======== RECORDS FOR PROCESSING ========
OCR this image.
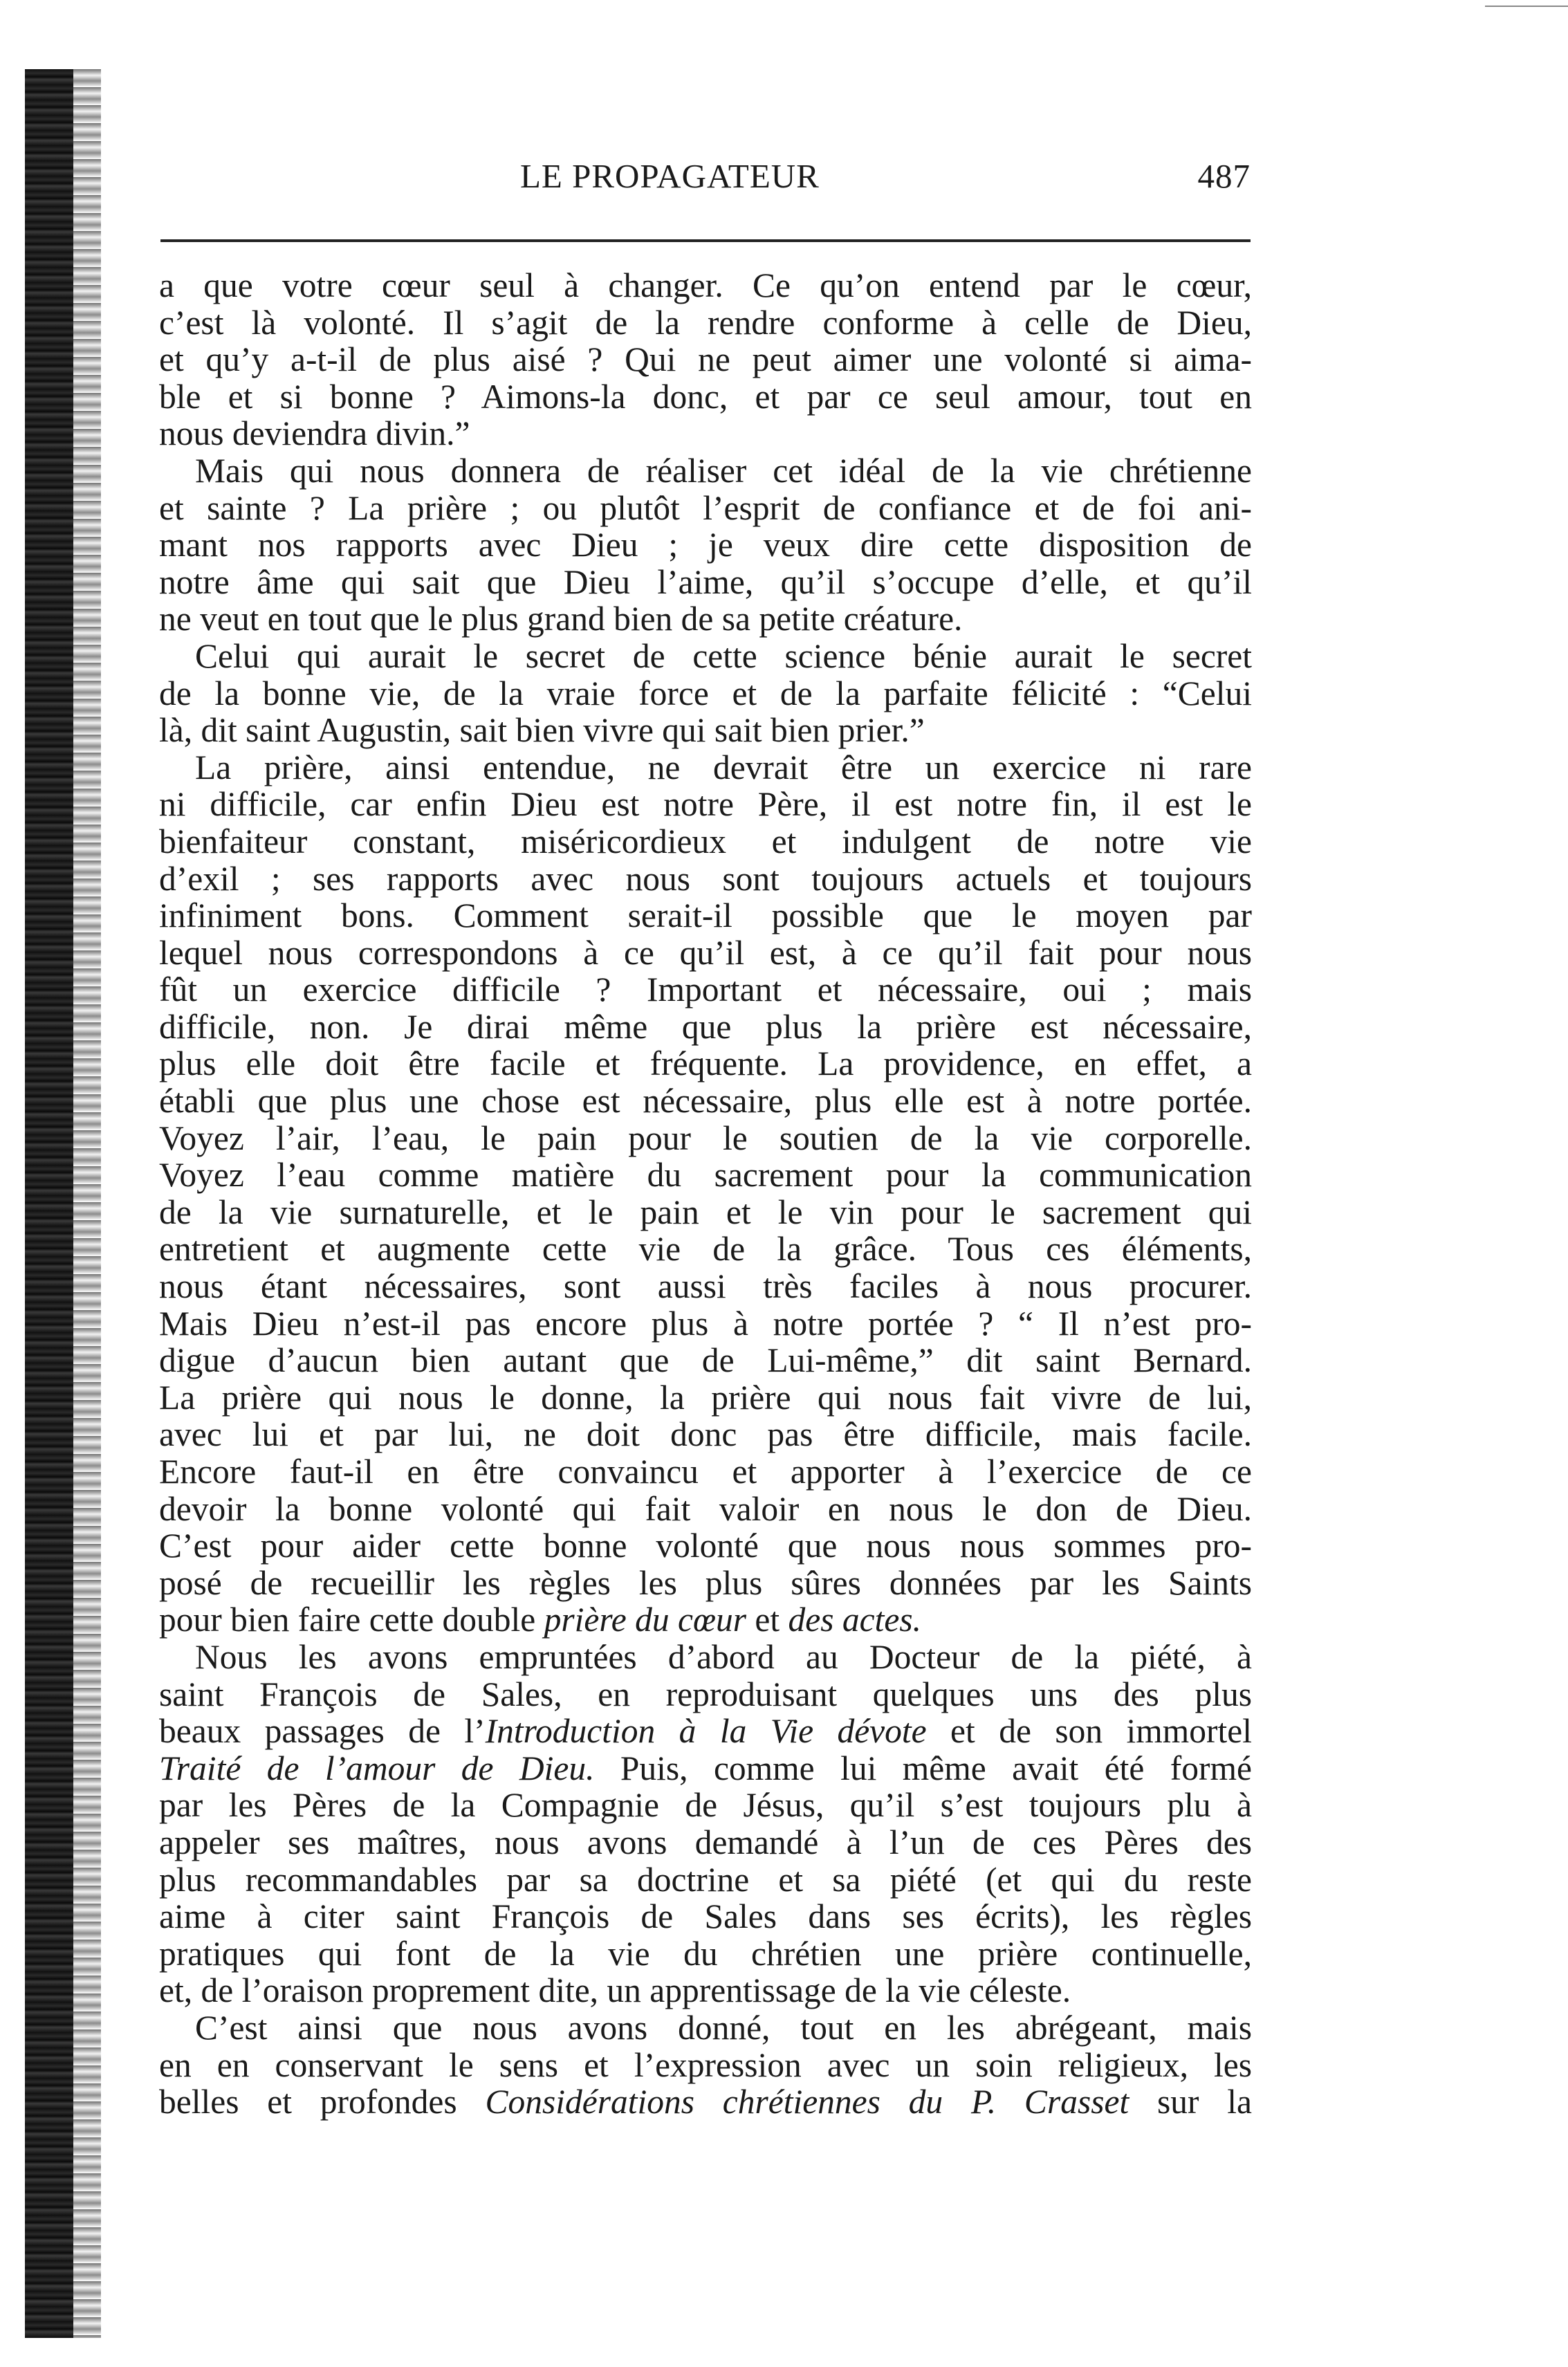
LE PROPAGATEUR	487
a que votre cœur seul à changer. Ce qu’on entend par le cœur,
c’est là volonté. Il s’agit de la rendre conforme à celle de Dieu,
et qu’y a-t-il de plus aisé ? Qui ne peut aimer une volonté si aima-
ble et si bonne ? Aimons-la donc, et par ce seul amour, tout en
nous deviendra divin.”
Mais qui nous donnera de réaliser cet idéal de la vie chrétienne
et sainte ? La prière ; ou plutôt l’esprit de confiance et de foi ani-
mant nos rapports avec Dieu ; je veux dire cette disposition de
notre âme qui sait que Dieu l’aime, qu’il s’occupe d’elle, et qu’il
ne veut en tout que le plus grand bien de sa petite créature.
Celui qui aurait le secret de cette science bénie aurait le secret
de la bonne vie, de la vraie force et de la parfaite félicité : “Celui
là, dit saint Augustin, sait bien vivre qui sait bien prier.”
La prière, ainsi entendue, ne devrait être un exercice ni rare
ni difficile, car enfin Dieu est notre Père, il est notre fin, il est le
bienfaiteur constant, miséricordieux et indulgent de notre vie
d’exil ; ses rapports avec nous sont toujours actuels et toujours
infiniment bons. Comment serait-il possible que le moyen par
lequel nous correspondons à ce qu’il est, à ce qu’il fait pour nous
fût un exercice difficile ? Important et nécessaire, oui ; mais
difficile, non. Je dirai même que plus la prière est nécessaire,
plus elle doit être facile et fréquente. La providence, en effet, a
établi que plus une chose est nécessaire, plus elle est à notre portée.
Voyez l’air, l’eau, le pain pour le soutien de la vie corporelle.
Voyez l’eau comme matière du sacrement pour la communication
de la vie surnaturelle, et le pain et le vin pour le sacrement qui
entretient et augmente cette vie de la grâce. Tous ces éléments,
nous étant nécessaires, sont aussi très faciles à nous procurer.
Mais Dieu n’est-il pas encore plus à notre portée ? “ Il n’est pro-
digue d’aucun bien autant que de Lui-même,” dit saint Bernard.
La prière qui nous le donne, la prière qui nous fait vivre de lui,
avec lui et par lui, ne doit donc pas être difficile, mais facile.
Encore faut-il en être convaincu et apporter à l’exercice de ce
devoir la bonne volonté qui fait valoir en nous le don de Dieu.
C’est pour aider cette bonne volonté que nous nous sommes pro-
posé de recueillir les règles les plus sûres données par les Saints
pour bien faire cette double prière du cœur et des actes.
Nous les avons empruntées d’abord au Docteur de la piété, à
saint François de Sales, en reproduisant quelques uns des plus
beaux passages de l’Introduction à la Vie dévote et de son immortel
Traité de l’amour de Dieu. Puis, comme lui même avait été formé
par les Pères de la Compagnie de Jésus, qu’il s’est toujours plu à
appeler ses maîtres, nous avons demandé à l’un de ces Pères des
plus recommandables par sa doctrine et sa piété (et qui du reste
aime à citer saint François de Sales dans ses écrits), les règles
pratiques qui font de la vie du chrétien une prière continuelle,
et, de l’oraison proprement dite, un apprentissage de la vie céleste.
C’est ainsi que nous avons donné, tout en les abrégeant, mais
en en conservant le sens et l’expression avec un soin religieux, les
belles et profondes Considérations chrétiennes du P. Crasset sur la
========
- _SET EXERCISE_
Retype each record exactly as it stands, but do not include the pictures.

- _TASK SOLUTION_
OCR this image.
LE PROPAGATEUR	487
a que votre cœur seul à changer. Ce qu’on entend par le cœur,
c’est là volonté. Il s’agit de la rendre conforme à celle de Dieu,
et qu’y a-t-il de plus aisé ? Qui ne peut aimer une volonté si aima-
ble et si bonne ? Aimons-la donc, et par ce seul amour, tout en
nous deviendra divin.”
Mais qui nous donnera de réaliser cet idéal de la vie chrétienne
et sainte ? La prière ; ou plutôt l’esprit de confiance et de foi ani-
mant nos rapports avec Dieu ; je veux dire cette disposition de
notre âme qui sait que Dieu l’aime, qu’il s’occupe d’elle, et qu’il
ne veut en tout que le plus grand bien de sa petite créature.
Celui qui aurait le secret de cette science bénie aurait le secret
de la bonne vie, de la vraie force et de la parfaite félicité : “Celui
là, dit saint Augustin, sait bien vivre qui sait bien prier.”
La prière, ainsi entendue, ne devrait être un exercice ni rare
ni difficile, car enfin Dieu est notre Père, il est notre fin, il est le
bienfaiteur constant, miséricordieux et indulgent de notre vie
d’exil ; ses rapports avec nous sont toujours actuels et toujours
infiniment bons. Comment serait-il possible que le moyen par
lequel nous correspondons à ce qu’il est, à ce qu’il fait pour nous
fût un exercice difficile ? Important et nécessaire, oui ; mais
difficile, non. Je dirai même que plus la prière est nécessaire,
plus elle doit être facile et fréquente. La providence, en effet, a
établi que plus une chose est nécessaire, plus elle est à notre portée.
Voyez l’air, l’eau, le pain pour le soutien de la vie corporelle.
Voyez l’eau comme matière du sacrement pour la communication
de la vie surnaturelle, et le pain et le vin pour le sacrement qui
entretient et augmente cette vie de la grâce. Tous ces éléments,
nous étant nécessaires, sont aussi très faciles à nous procurer.
Mais Dieu n’est-il pas encore plus à notre portée ? “ Il n’est pro-
digue d’aucun bien autant que de Lui-même,” dit saint Bernard.
La prière qui nous le donne, la prière qui nous fait vivre de lui,
avec lui et par lui, ne doit donc pas être difficile, mais facile.
Encore faut-il en être convaincu et apporter à l’exercice de ce
devoir la bonne volonté qui fait valoir en nous le don de Dieu.
C’est pour aider cette bonne volonté que nous nous sommes pro-
posé de recueillir les règles les plus sûres données par les Saints
pour bien faire cette double prière du cœur et des actes.
Nous les avons empruntées d’abord au Docteur de la piété, à
saint François de Sales, en reproduisant quelques uns des plus
beaux passages de l’Introduction à la Vie dévote et de son immortel
Traité de l’amour de Dieu. Puis, comme lui même avait été formé
par les Pères de la Compagnie de Jésus, qu’il s’est toujours plu à
appeler ses maîtres, nous avons demandé à l’un de ces Pères des
plus recommandables par sa doctrine et sa piété (et qui du reste
aime à citer saint François de Sales dans ses écrits), les règles
pratiques qui font de la vie du chrétien une prière continuelle,
et, de l’oraison proprement dite, un apprentissage de la vie céleste.
C’est ainsi que nous avons donné, tout en les abrégeant, mais
en en conservant le sens et l’expression avec un soin religieux, les
belles et profondes Considérations chrétiennes du P. Crasset sur la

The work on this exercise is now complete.